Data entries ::
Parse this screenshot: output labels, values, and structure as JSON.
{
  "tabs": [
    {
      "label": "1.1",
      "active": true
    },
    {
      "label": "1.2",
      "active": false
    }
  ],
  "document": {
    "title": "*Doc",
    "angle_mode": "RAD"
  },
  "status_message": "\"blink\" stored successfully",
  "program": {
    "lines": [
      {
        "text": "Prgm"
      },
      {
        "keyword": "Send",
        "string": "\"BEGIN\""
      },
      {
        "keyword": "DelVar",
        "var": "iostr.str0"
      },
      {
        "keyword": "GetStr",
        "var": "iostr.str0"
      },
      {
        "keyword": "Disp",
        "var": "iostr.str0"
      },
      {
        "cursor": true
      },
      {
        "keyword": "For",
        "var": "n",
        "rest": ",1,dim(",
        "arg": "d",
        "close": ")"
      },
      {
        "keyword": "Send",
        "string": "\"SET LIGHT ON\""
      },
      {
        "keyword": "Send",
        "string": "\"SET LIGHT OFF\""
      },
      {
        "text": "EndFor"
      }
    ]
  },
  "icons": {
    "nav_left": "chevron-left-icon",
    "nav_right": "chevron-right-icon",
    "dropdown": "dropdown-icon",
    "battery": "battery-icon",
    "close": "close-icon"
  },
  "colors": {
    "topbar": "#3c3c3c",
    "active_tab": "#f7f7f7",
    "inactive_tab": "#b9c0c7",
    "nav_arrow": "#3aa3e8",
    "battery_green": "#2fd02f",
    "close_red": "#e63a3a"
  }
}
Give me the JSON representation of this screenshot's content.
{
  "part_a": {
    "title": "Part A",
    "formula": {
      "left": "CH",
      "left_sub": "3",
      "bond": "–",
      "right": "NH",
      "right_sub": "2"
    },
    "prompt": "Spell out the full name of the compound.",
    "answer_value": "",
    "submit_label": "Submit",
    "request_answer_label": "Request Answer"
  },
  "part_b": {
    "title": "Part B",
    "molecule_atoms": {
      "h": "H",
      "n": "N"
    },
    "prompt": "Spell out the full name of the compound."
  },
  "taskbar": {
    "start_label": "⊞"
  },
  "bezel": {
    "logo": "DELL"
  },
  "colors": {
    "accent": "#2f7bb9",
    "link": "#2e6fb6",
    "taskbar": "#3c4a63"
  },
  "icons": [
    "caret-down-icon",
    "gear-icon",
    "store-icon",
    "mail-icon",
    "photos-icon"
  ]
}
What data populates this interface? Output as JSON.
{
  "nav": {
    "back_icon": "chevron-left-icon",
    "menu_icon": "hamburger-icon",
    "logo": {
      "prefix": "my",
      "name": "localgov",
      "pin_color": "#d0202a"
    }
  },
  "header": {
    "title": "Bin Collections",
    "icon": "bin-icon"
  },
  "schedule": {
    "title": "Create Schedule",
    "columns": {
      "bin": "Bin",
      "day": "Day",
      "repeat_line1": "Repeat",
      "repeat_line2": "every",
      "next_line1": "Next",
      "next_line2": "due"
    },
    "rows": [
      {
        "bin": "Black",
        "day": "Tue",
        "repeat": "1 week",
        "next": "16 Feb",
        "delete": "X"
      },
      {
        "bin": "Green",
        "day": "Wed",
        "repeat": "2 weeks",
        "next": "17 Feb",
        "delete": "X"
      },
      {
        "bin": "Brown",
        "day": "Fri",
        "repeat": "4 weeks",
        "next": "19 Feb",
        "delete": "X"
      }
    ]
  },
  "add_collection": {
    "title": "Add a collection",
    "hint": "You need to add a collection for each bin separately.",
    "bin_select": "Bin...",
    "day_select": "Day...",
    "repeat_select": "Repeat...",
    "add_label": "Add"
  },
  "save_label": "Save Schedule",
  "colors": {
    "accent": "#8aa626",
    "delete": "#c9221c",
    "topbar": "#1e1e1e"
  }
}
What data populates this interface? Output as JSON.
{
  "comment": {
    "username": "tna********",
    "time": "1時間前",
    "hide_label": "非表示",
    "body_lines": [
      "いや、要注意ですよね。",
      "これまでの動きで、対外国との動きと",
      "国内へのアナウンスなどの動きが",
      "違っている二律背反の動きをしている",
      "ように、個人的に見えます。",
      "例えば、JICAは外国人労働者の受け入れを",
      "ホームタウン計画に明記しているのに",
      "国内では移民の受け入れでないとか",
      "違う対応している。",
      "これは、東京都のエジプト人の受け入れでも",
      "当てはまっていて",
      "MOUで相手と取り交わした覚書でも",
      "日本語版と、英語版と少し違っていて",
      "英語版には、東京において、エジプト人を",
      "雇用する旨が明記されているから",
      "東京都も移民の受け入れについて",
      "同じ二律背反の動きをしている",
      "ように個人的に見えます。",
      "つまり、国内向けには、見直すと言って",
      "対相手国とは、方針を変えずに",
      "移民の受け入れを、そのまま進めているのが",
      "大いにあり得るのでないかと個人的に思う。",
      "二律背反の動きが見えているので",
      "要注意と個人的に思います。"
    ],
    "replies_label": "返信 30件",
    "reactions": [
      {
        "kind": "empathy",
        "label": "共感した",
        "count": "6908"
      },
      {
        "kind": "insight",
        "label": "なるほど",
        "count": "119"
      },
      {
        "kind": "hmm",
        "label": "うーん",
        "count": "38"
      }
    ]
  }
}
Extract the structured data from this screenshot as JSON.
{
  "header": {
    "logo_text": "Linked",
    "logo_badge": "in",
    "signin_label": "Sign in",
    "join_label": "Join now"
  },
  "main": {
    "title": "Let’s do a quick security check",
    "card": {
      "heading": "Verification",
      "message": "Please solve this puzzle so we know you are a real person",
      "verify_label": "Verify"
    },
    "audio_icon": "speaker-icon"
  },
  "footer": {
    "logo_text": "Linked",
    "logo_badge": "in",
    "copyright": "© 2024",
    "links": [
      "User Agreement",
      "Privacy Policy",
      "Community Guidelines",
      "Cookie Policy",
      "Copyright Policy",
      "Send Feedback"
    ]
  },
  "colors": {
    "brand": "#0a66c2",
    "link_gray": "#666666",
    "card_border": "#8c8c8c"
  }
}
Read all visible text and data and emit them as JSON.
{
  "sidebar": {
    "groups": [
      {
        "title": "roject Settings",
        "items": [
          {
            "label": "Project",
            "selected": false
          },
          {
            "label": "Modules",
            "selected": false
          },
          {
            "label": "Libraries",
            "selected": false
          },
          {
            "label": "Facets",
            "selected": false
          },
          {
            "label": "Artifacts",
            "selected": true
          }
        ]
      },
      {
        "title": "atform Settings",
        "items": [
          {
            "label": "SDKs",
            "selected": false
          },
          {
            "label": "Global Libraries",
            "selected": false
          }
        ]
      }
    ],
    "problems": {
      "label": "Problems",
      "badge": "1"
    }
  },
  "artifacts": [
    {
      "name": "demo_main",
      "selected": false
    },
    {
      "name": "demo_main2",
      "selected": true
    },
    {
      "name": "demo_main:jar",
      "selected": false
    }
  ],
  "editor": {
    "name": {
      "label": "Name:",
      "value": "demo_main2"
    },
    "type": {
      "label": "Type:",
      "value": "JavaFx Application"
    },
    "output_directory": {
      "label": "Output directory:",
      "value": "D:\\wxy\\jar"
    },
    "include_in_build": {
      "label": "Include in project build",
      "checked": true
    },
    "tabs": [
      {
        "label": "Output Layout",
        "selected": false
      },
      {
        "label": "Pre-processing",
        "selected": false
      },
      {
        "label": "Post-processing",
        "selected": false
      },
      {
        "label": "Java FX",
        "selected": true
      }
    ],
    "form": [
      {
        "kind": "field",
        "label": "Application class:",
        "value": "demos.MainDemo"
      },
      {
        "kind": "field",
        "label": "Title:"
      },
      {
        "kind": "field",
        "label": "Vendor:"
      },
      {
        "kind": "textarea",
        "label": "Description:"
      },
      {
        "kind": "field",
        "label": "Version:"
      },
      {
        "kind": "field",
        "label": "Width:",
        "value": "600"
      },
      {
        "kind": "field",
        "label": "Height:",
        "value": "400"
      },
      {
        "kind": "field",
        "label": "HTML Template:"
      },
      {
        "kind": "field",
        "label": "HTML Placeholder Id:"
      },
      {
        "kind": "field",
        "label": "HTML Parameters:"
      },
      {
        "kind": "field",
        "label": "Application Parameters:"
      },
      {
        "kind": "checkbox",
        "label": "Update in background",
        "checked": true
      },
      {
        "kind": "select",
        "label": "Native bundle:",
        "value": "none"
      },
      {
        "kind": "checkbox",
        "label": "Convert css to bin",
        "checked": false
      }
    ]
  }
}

WHAT THE EXERCISE ASKS ::
Say how many lines hold the word "Libraries", giving the number and nothing else.

WORKED ANSWER ::
2